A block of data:

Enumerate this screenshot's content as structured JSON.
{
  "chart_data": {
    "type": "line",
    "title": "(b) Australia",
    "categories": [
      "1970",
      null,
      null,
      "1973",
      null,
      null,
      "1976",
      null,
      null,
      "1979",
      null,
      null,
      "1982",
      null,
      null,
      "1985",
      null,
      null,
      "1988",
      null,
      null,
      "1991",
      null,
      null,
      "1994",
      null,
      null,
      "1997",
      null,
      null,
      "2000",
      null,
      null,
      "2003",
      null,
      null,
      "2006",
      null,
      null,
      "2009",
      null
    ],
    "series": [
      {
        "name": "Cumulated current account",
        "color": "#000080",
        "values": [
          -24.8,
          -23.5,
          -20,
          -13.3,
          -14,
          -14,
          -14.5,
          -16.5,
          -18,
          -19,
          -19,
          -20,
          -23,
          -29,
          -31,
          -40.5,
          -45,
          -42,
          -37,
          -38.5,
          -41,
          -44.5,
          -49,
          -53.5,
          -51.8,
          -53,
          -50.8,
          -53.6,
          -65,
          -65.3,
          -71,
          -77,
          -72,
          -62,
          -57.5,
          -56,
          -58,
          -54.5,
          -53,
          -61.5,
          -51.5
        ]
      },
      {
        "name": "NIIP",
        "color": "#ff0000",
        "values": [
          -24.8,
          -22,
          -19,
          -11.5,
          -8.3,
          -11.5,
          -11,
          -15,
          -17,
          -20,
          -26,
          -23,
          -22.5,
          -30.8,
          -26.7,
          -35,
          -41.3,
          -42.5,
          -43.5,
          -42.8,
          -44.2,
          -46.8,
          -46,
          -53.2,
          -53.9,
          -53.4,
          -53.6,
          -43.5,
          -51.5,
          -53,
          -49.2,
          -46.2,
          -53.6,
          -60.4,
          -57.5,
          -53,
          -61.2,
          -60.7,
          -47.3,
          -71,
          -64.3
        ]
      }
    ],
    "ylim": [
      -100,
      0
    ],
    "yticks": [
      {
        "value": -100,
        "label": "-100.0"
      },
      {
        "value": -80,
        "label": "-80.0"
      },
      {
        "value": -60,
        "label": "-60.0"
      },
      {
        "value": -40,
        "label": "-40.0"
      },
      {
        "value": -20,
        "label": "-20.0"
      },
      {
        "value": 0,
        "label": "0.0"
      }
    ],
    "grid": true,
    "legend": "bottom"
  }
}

## WHAT YOU NEED TO DO
Each line of the material must be restated exactly.

## ANSWER TO THE TASK
Enumerate this screenshot's content as structured JSON.
{
  "chart_data": {
    "type": "line",
    "title": "(b) Australia",
    "categories": [
      "1970",
      null,
      null,
      "1973",
      null,
      null,
      "1976",
      null,
      null,
      "1979",
      null,
      null,
      "1982",
      null,
      null,
      "1985",
      null,
      null,
      "1988",
      null,
      null,
      "1991",
      null,
      null,
      "1994",
      null,
      null,
      "1997",
      null,
      null,
      "2000",
      null,
      null,
      "2003",
      null,
      null,
      "2006",
      null,
      null,
      "2009",
      null
    ],
    "series": [
      {
        "name": "Cumulated current account",
        "color": "#000080",
        "values": [
          -24.8,
          -23.5,
          -20,
          -13.3,
          -14,
          -14,
          -14.5,
          -16.5,
          -18,
          -19,
          -19,
          -20,
          -23,
          -29,
          -31,
          -40.5,
          -45,
          -42,
          -37,
          -38.5,
          -41,
          -44.5,
          -49,
          -53.5,
          -51.8,
          -53,
          -50.8,
          -53.6,
          -65,
          -65.3,
          -71,
          -77,
          -72,
          -62,
          -57.5,
          -56,
          -58,
          -54.5,
          -53,
          -61.5,
          -51.5
        ]
      },
      {
        "name": "NIIP",
        "color": "#ff0000",
        "values": [
          -24.8,
          -22,
          -19,
          -11.5,
          -8.3,
          -11.5,
          -11,
          -15,
          -17,
          -20,
          -26,
          -23,
          -22.5,
          -30.8,
          -26.7,
          -35,
          -41.3,
          -42.5,
          -43.5,
          -42.8,
          -44.2,
          -46.8,
          -46,
          -53.2,
          -53.9,
          -53.4,
          -53.6,
          -43.5,
          -51.5,
          -53,
          -49.2,
          -46.2,
          -53.6,
          -60.4,
          -57.5,
          -53,
          -61.2,
          -60.7,
          -47.3,
          -71,
          -64.3
        ]
      }
    ],
    "ylim": [
      -100,
      0
    ],
    "yticks": [
      {
        "value": -100,
        "label": "-100.0"
      },
      {
        "value": -80,
        "label": "-80.0"
      },
      {
        "value": -60,
        "label": "-60.0"
      },
      {
        "value": -40,
        "label": "-40.0"
      },
      {
        "value": -20,
        "label": "-20.0"
      },
      {
        "value": 0,
        "label": "0.0"
      }
    ],
    "grid": true,
    "legend": "bottom"
  }
}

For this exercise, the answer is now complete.